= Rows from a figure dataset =
┄┄┄┄┄┄┄┄┄┄┄┄┄┄┄┄┄┄┄┄
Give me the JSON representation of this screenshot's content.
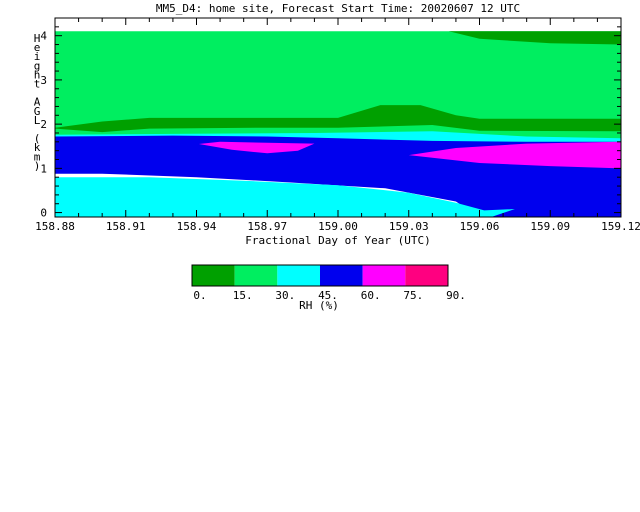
{
  "chart_data": {
    "type": "heatmap",
    "title": "MM5_D4: home site,  Forecast Start Time: 20020607 12 UTC",
    "xlabel": "Fractional Day of Year (UTC)",
    "ylabel": "Height AGL (km)",
    "xlim": [
      158.88,
      159.12
    ],
    "ylim": [
      -0.1,
      4.4
    ],
    "x_ticks": [
      "158.88",
      "158.91",
      "158.94",
      "158.97",
      "159.00",
      "159.03",
      "159.06",
      "159.09",
      "159.12"
    ],
    "y_ticks": [
      "0",
      "1",
      "2",
      "3",
      "4"
    ],
    "colorbar": {
      "label": "RH (%)",
      "levels": [
        "0.",
        "15.",
        "30.",
        "45.",
        "60.",
        "75.",
        "90."
      ],
      "colors": [
        "#00a000",
        "#00ee60",
        "#00ffff",
        "#0000ee",
        "#ff00ff",
        "#ff0080"
      ]
    },
    "regions": [
      {
        "name": "15-30",
        "color_index": 1,
        "points": [
          [
            158.88,
            4.1
          ],
          [
            159.12,
            4.1
          ],
          [
            159.12,
            1.6
          ],
          [
            158.88,
            1.6
          ]
        ]
      },
      {
        "name": "0-15 top",
        "color_index": 0,
        "points": [
          [
            159.047,
            4.1
          ],
          [
            159.12,
            4.1
          ],
          [
            159.12,
            3.8
          ],
          [
            159.09,
            3.83
          ],
          [
            159.06,
            3.93
          ]
        ]
      },
      {
        "name": "0-15 band",
        "color_index": 0,
        "points": [
          [
            158.88,
            1.92
          ],
          [
            158.9,
            2.06
          ],
          [
            158.92,
            2.14
          ],
          [
            158.97,
            2.14
          ],
          [
            159.0,
            2.14
          ],
          [
            159.018,
            2.43
          ],
          [
            159.035,
            2.43
          ],
          [
            159.05,
            2.2
          ],
          [
            159.06,
            2.12
          ],
          [
            159.12,
            2.12
          ],
          [
            159.12,
            1.84
          ],
          [
            159.06,
            1.85
          ],
          [
            159.04,
            1.98
          ],
          [
            159.0,
            1.92
          ],
          [
            158.97,
            1.92
          ],
          [
            158.92,
            1.9
          ],
          [
            158.9,
            1.82
          ],
          [
            158.88,
            1.9
          ]
        ]
      },
      {
        "name": "30-45 upper",
        "color_index": 2,
        "points": [
          [
            158.88,
            1.76
          ],
          [
            158.93,
            1.78
          ],
          [
            158.99,
            1.8
          ],
          [
            159.04,
            1.84
          ],
          [
            159.08,
            1.72
          ],
          [
            159.12,
            1.68
          ],
          [
            159.12,
            1.6
          ],
          [
            158.88,
            1.6
          ]
        ]
      },
      {
        "name": "45-60",
        "color_index": 3,
        "points": [
          [
            158.88,
            1.72
          ],
          [
            158.93,
            1.74
          ],
          [
            158.97,
            1.72
          ],
          [
            159.0,
            1.68
          ],
          [
            159.04,
            1.62
          ],
          [
            159.08,
            1.6
          ],
          [
            159.12,
            1.6
          ],
          [
            159.12,
            -0.1
          ],
          [
            159.06,
            -0.1
          ],
          [
            159.05,
            0.25
          ],
          [
            159.02,
            0.55
          ],
          [
            158.98,
            0.68
          ],
          [
            158.94,
            0.8
          ],
          [
            158.9,
            0.88
          ],
          [
            158.88,
            0.88
          ]
        ]
      },
      {
        "name": "60-75 left",
        "color_index": 4,
        "points": [
          [
            158.941,
            1.55
          ],
          [
            158.95,
            1.6
          ],
          [
            158.99,
            1.56
          ],
          [
            158.983,
            1.4
          ],
          [
            158.97,
            1.34
          ],
          [
            158.955,
            1.42
          ]
        ]
      },
      {
        "name": "60-75 right",
        "color_index": 4,
        "points": [
          [
            159.03,
            1.3
          ],
          [
            159.05,
            1.46
          ],
          [
            159.08,
            1.56
          ],
          [
            159.12,
            1.6
          ],
          [
            159.12,
            1.0
          ],
          [
            159.09,
            1.05
          ],
          [
            159.06,
            1.12
          ]
        ]
      },
      {
        "name": "30-45 lower",
        "color_index": 2,
        "points": [
          [
            158.88,
            0.8
          ],
          [
            158.92,
            0.8
          ],
          [
            158.96,
            0.72
          ],
          [
            159.0,
            0.62
          ],
          [
            159.03,
            0.45
          ],
          [
            159.05,
            0.22
          ],
          [
            159.062,
            0.05
          ],
          [
            159.075,
            0.08
          ],
          [
            159.065,
            -0.1
          ],
          [
            158.88,
            -0.1
          ]
        ]
      }
    ]
  }
}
┄┄┄┄┄┄┄┄┄┄┄┄┄┄┄┄┄┄┄┄
= Stated problem =
Will you set down the records word for word while leaving out every picture?

= Written solution =
Give me the JSON representation of this screenshot's content.
{
  "chart_data": {
    "type": "heatmap",
    "title": "MM5_D4: home site,  Forecast Start Time: 20020607 12 UTC",
    "xlabel": "Fractional Day of Year (UTC)",
    "ylabel": "Height AGL (km)",
    "xlim": [
      158.88,
      159.12
    ],
    "ylim": [
      -0.1,
      4.4
    ],
    "x_ticks": [
      "158.88",
      "158.91",
      "158.94",
      "158.97",
      "159.00",
      "159.03",
      "159.06",
      "159.09",
      "159.12"
    ],
    "y_ticks": [
      "0",
      "1",
      "2",
      "3",
      "4"
    ],
    "colorbar": {
      "label": "RH (%)",
      "levels": [
        "0.",
        "15.",
        "30.",
        "45.",
        "60.",
        "75.",
        "90."
      ],
      "colors": [
        "#00a000",
        "#00ee60",
        "#00ffff",
        "#0000ee",
        "#ff00ff",
        "#ff0080"
      ]
    },
    "regions": [
      {
        "name": "15-30",
        "color_index": 1,
        "points": [
          [
            158.88,
            4.1
          ],
          [
            159.12,
            4.1
          ],
          [
            159.12,
            1.6
          ],
          [
            158.88,
            1.6
          ]
        ]
      },
      {
        "name": "0-15 top",
        "color_index": 0,
        "points": [
          [
            159.047,
            4.1
          ],
          [
            159.12,
            4.1
          ],
          [
            159.12,
            3.8
          ],
          [
            159.09,
            3.83
          ],
          [
            159.06,
            3.93
          ]
        ]
      },
      {
        "name": "0-15 band",
        "color_index": 0,
        "points": [
          [
            158.88,
            1.92
          ],
          [
            158.9,
            2.06
          ],
          [
            158.92,
            2.14
          ],
          [
            158.97,
            2.14
          ],
          [
            159.0,
            2.14
          ],
          [
            159.018,
            2.43
          ],
          [
            159.035,
            2.43
          ],
          [
            159.05,
            2.2
          ],
          [
            159.06,
            2.12
          ],
          [
            159.12,
            2.12
          ],
          [
            159.12,
            1.84
          ],
          [
            159.06,
            1.85
          ],
          [
            159.04,
            1.98
          ],
          [
            159.0,
            1.92
          ],
          [
            158.97,
            1.92
          ],
          [
            158.92,
            1.9
          ],
          [
            158.9,
            1.82
          ],
          [
            158.88,
            1.9
          ]
        ]
      },
      {
        "name": "30-45 upper",
        "color_index": 2,
        "points": [
          [
            158.88,
            1.76
          ],
          [
            158.93,
            1.78
          ],
          [
            158.99,
            1.8
          ],
          [
            159.04,
            1.84
          ],
          [
            159.08,
            1.72
          ],
          [
            159.12,
            1.68
          ],
          [
            159.12,
            1.6
          ],
          [
            158.88,
            1.6
          ]
        ]
      },
      {
        "name": "45-60",
        "color_index": 3,
        "points": [
          [
            158.88,
            1.72
          ],
          [
            158.93,
            1.74
          ],
          [
            158.97,
            1.72
          ],
          [
            159.0,
            1.68
          ],
          [
            159.04,
            1.62
          ],
          [
            159.08,
            1.6
          ],
          [
            159.12,
            1.6
          ],
          [
            159.12,
            -0.1
          ],
          [
            159.06,
            -0.1
          ],
          [
            159.05,
            0.25
          ],
          [
            159.02,
            0.55
          ],
          [
            158.98,
            0.68
          ],
          [
            158.94,
            0.8
          ],
          [
            158.9,
            0.88
          ],
          [
            158.88,
            0.88
          ]
        ]
      },
      {
        "name": "60-75 left",
        "color_index": 4,
        "points": [
          [
            158.941,
            1.55
          ],
          [
            158.95,
            1.6
          ],
          [
            158.99,
            1.56
          ],
          [
            158.983,
            1.4
          ],
          [
            158.97,
            1.34
          ],
          [
            158.955,
            1.42
          ]
        ]
      },
      {
        "name": "60-75 right",
        "color_index": 4,
        "points": [
          [
            159.03,
            1.3
          ],
          [
            159.05,
            1.46
          ],
          [
            159.08,
            1.56
          ],
          [
            159.12,
            1.6
          ],
          [
            159.12,
            1.0
          ],
          [
            159.09,
            1.05
          ],
          [
            159.06,
            1.12
          ]
        ]
      },
      {
        "name": "30-45 lower",
        "color_index": 2,
        "points": [
          [
            158.88,
            0.8
          ],
          [
            158.92,
            0.8
          ],
          [
            158.96,
            0.72
          ],
          [
            159.0,
            0.62
          ],
          [
            159.03,
            0.45
          ],
          [
            159.05,
            0.22
          ],
          [
            159.062,
            0.05
          ],
          [
            159.075,
            0.08
          ],
          [
            159.065,
            -0.1
          ],
          [
            158.88,
            -0.1
          ]
        ]
      }
    ]
  }
}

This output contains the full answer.